Data in this exercise:
········
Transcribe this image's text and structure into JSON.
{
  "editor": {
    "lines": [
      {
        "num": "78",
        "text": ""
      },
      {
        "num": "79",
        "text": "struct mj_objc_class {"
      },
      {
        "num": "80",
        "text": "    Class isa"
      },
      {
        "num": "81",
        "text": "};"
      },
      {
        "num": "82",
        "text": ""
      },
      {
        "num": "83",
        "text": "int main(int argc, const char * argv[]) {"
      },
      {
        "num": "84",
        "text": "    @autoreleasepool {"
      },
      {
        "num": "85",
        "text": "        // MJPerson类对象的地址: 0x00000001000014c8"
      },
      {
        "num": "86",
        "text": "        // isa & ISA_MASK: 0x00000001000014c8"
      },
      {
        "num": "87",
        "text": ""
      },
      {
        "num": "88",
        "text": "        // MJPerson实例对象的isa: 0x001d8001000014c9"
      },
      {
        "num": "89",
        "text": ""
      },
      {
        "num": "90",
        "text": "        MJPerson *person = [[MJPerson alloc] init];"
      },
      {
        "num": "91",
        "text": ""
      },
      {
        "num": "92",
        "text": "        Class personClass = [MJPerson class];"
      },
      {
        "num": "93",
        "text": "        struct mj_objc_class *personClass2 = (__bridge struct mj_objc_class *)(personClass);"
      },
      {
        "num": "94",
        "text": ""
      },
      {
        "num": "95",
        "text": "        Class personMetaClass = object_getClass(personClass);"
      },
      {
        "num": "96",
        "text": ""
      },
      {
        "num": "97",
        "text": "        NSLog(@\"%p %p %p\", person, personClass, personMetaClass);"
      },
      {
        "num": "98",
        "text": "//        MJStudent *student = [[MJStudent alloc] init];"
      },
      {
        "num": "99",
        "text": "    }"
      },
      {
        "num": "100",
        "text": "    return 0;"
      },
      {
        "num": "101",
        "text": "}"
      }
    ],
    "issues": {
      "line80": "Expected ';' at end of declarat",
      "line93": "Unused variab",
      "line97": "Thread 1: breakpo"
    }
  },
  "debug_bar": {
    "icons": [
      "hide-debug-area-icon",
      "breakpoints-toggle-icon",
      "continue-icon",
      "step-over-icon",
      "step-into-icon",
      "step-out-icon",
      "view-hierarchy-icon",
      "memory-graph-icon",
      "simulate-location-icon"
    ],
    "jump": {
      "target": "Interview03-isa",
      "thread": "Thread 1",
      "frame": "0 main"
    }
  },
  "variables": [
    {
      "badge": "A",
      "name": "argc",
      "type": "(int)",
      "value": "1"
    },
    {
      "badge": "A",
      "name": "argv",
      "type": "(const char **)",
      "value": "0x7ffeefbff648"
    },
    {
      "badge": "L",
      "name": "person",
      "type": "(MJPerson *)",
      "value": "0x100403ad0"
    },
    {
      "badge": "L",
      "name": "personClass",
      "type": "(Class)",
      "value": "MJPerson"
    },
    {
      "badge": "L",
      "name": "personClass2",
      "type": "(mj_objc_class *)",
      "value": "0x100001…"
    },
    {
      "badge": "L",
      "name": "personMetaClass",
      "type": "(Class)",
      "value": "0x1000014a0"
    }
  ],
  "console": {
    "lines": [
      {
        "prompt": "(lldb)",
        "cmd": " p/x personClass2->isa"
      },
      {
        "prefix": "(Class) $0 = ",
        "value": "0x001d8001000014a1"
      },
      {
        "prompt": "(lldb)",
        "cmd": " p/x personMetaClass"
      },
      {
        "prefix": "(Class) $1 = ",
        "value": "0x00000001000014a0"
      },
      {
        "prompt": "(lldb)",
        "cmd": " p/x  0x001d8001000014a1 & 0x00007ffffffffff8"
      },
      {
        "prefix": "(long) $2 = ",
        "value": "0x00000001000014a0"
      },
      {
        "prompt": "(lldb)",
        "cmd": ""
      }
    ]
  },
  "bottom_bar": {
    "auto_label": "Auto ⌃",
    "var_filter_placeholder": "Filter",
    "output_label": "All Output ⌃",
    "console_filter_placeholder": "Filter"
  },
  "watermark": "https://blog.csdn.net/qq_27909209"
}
········
Exercise requirements: Type out the full listing again, exactly as given.

Right answer:
Transcribe this image's text and structure into JSON.
{
  "editor": {
    "lines": [
      {
        "num": "78",
        "text": ""
      },
      {
        "num": "79",
        "text": "struct mj_objc_class {"
      },
      {
        "num": "80",
        "text": "    Class isa"
      },
      {
        "num": "81",
        "text": "};"
      },
      {
        "num": "82",
        "text": ""
      },
      {
        "num": "83",
        "text": "int main(int argc, const char * argv[]) {"
      },
      {
        "num": "84",
        "text": "    @autoreleasepool {"
      },
      {
        "num": "85",
        "text": "        // MJPerson类对象的地址: 0x00000001000014c8"
      },
      {
        "num": "86",
        "text": "        // isa & ISA_MASK: 0x00000001000014c8"
      },
      {
        "num": "87",
        "text": ""
      },
      {
        "num": "88",
        "text": "        // MJPerson实例对象的isa: 0x001d8001000014c9"
      },
      {
        "num": "89",
        "text": ""
      },
      {
        "num": "90",
        "text": "        MJPerson *person = [[MJPerson alloc] init];"
      },
      {
        "num": "91",
        "text": ""
      },
      {
        "num": "92",
        "text": "        Class personClass = [MJPerson class];"
      },
      {
        "num": "93",
        "text": "        struct mj_objc_class *personClass2 = (__bridge struct mj_objc_class *)(personClass);"
      },
      {
        "num": "94",
        "text": ""
      },
      {
        "num": "95",
        "text": "        Class personMetaClass = object_getClass(personClass);"
      },
      {
        "num": "96",
        "text": ""
      },
      {
        "num": "97",
        "text": "        NSLog(@\"%p %p %p\", person, personClass, personMetaClass);"
      },
      {
        "num": "98",
        "text": "//        MJStudent *student = [[MJStudent alloc] init];"
      },
      {
        "num": "99",
        "text": "    }"
      },
      {
        "num": "100",
        "text": "    return 0;"
      },
      {
        "num": "101",
        "text": "}"
      }
    ],
    "issues": {
      "line80": "Expected ';' at end of declarat",
      "line93": "Unused variab",
      "line97": "Thread 1: breakpo"
    }
  },
  "debug_bar": {
    "icons": [
      "hide-debug-area-icon",
      "breakpoints-toggle-icon",
      "continue-icon",
      "step-over-icon",
      "step-into-icon",
      "step-out-icon",
      "view-hierarchy-icon",
      "memory-graph-icon",
      "simulate-location-icon"
    ],
    "jump": {
      "target": "Interview03-isa",
      "thread": "Thread 1",
      "frame": "0 main"
    }
  },
  "variables": [
    {
      "badge": "A",
      "name": "argc",
      "type": "(int)",
      "value": "1"
    },
    {
      "badge": "A",
      "name": "argv",
      "type": "(const char **)",
      "value": "0x7ffeefbff648"
    },
    {
      "badge": "L",
      "name": "person",
      "type": "(MJPerson *)",
      "value": "0x100403ad0"
    },
    {
      "badge": "L",
      "name": "personClass",
      "type": "(Class)",
      "value": "MJPerson"
    },
    {
      "badge": "L",
      "name": "personClass2",
      "type": "(mj_objc_class *)",
      "value": "0x100001…"
    },
    {
      "badge": "L",
      "name": "personMetaClass",
      "type": "(Class)",
      "value": "0x1000014a0"
    }
  ],
  "console": {
    "lines": [
      {
        "prompt": "(lldb)",
        "cmd": " p/x personClass2->isa"
      },
      {
        "prefix": "(Class) $0 = ",
        "value": "0x001d8001000014a1"
      },
      {
        "prompt": "(lldb)",
        "cmd": " p/x personMetaClass"
      },
      {
        "prefix": "(Class) $1 = ",
        "value": "0x00000001000014a0"
      },
      {
        "prompt": "(lldb)",
        "cmd": " p/x  0x001d8001000014a1 & 0x00007ffffffffff8"
      },
      {
        "prefix": "(long) $2 = ",
        "value": "0x00000001000014a0"
      },
      {
        "prompt": "(lldb)",
        "cmd": ""
      }
    ]
  },
  "bottom_bar": {
    "auto_label": "Auto ⌃",
    "var_filter_placeholder": "Filter",
    "output_label": "All Output ⌃",
    "console_filter_placeholder": "Filter"
  },
  "watermark": "https://blog.csdn.net/qq_27909209"
}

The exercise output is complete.